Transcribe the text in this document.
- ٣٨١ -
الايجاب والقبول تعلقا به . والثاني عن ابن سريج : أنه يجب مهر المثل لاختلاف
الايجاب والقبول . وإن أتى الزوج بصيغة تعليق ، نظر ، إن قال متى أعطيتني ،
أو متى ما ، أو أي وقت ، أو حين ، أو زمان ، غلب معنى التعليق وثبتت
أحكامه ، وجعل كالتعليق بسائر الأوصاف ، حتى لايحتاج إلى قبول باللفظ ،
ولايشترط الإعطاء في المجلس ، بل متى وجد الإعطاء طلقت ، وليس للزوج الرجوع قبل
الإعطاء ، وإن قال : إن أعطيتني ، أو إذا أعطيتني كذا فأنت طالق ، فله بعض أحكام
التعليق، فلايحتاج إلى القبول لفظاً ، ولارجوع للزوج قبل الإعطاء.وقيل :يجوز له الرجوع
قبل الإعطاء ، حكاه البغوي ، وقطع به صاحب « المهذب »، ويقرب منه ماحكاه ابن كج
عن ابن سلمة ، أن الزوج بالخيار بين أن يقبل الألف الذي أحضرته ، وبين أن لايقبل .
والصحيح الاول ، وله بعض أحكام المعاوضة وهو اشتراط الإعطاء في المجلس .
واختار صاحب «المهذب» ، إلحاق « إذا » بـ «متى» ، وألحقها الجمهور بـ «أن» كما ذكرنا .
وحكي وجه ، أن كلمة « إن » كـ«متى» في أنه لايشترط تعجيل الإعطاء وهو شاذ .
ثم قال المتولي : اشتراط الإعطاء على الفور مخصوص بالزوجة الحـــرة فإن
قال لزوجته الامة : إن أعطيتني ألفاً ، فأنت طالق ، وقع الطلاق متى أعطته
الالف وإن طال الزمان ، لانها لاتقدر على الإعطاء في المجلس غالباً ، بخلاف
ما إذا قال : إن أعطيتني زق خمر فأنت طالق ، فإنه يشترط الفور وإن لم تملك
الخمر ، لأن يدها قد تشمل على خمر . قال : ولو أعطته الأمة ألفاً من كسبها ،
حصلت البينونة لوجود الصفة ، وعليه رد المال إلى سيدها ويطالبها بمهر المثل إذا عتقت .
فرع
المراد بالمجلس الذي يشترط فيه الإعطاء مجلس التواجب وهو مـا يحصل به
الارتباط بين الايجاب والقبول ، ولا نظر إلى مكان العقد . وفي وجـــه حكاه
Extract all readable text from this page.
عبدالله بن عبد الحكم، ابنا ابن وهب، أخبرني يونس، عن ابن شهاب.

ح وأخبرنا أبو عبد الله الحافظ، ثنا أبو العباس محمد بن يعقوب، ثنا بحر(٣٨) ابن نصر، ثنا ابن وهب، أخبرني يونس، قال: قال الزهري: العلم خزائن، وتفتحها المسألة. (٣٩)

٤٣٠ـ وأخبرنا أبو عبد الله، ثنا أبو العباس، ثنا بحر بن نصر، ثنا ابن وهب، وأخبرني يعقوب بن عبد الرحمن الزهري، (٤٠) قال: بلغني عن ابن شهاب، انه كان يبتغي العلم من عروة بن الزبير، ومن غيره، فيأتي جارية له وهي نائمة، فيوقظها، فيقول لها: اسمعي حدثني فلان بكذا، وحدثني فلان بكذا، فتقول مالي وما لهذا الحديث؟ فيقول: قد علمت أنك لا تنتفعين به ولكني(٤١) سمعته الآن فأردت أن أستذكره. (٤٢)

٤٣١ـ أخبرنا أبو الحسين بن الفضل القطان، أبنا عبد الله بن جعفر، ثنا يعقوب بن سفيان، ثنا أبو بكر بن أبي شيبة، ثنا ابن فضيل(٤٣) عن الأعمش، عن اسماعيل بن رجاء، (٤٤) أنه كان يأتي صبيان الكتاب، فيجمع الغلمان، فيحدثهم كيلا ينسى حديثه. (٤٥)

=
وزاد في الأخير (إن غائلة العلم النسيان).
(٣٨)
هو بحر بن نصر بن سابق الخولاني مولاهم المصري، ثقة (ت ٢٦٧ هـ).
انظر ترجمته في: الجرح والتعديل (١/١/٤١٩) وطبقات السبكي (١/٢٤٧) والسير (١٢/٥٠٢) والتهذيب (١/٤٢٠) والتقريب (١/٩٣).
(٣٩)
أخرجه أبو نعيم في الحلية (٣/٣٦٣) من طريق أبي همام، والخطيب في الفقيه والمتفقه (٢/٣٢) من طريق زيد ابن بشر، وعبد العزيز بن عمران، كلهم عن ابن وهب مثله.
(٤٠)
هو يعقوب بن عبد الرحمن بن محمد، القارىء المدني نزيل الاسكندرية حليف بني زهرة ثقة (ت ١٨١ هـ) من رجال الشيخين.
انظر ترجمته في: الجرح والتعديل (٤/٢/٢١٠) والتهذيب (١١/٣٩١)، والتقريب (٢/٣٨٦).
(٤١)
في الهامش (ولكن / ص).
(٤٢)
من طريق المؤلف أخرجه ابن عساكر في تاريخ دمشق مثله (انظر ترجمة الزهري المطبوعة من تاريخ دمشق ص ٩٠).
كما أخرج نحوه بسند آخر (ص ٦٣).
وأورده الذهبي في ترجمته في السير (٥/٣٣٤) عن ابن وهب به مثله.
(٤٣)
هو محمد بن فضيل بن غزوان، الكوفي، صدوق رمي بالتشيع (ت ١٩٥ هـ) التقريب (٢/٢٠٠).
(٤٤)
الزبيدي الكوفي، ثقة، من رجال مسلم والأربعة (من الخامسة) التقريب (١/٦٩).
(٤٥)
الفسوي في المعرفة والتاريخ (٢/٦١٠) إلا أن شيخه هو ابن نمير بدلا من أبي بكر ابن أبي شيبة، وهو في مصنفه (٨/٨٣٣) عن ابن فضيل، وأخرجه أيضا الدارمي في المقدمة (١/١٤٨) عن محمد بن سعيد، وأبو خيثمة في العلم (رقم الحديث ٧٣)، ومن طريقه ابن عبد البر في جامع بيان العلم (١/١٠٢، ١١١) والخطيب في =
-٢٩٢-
·····
The problem: Collect from the data above every line that includes "للزوج".

Output of the task:
ولايشترط الإعطاء في المجلس ، بل متى وجد الإعطاء طلقت ، وليس للزوج الرجوع قبل
التعليق، فلايحتاج إلى القبول لفظاً ، ولارجوع للزوج قبل الإعطاء.وقيل :يجوز له الرجوع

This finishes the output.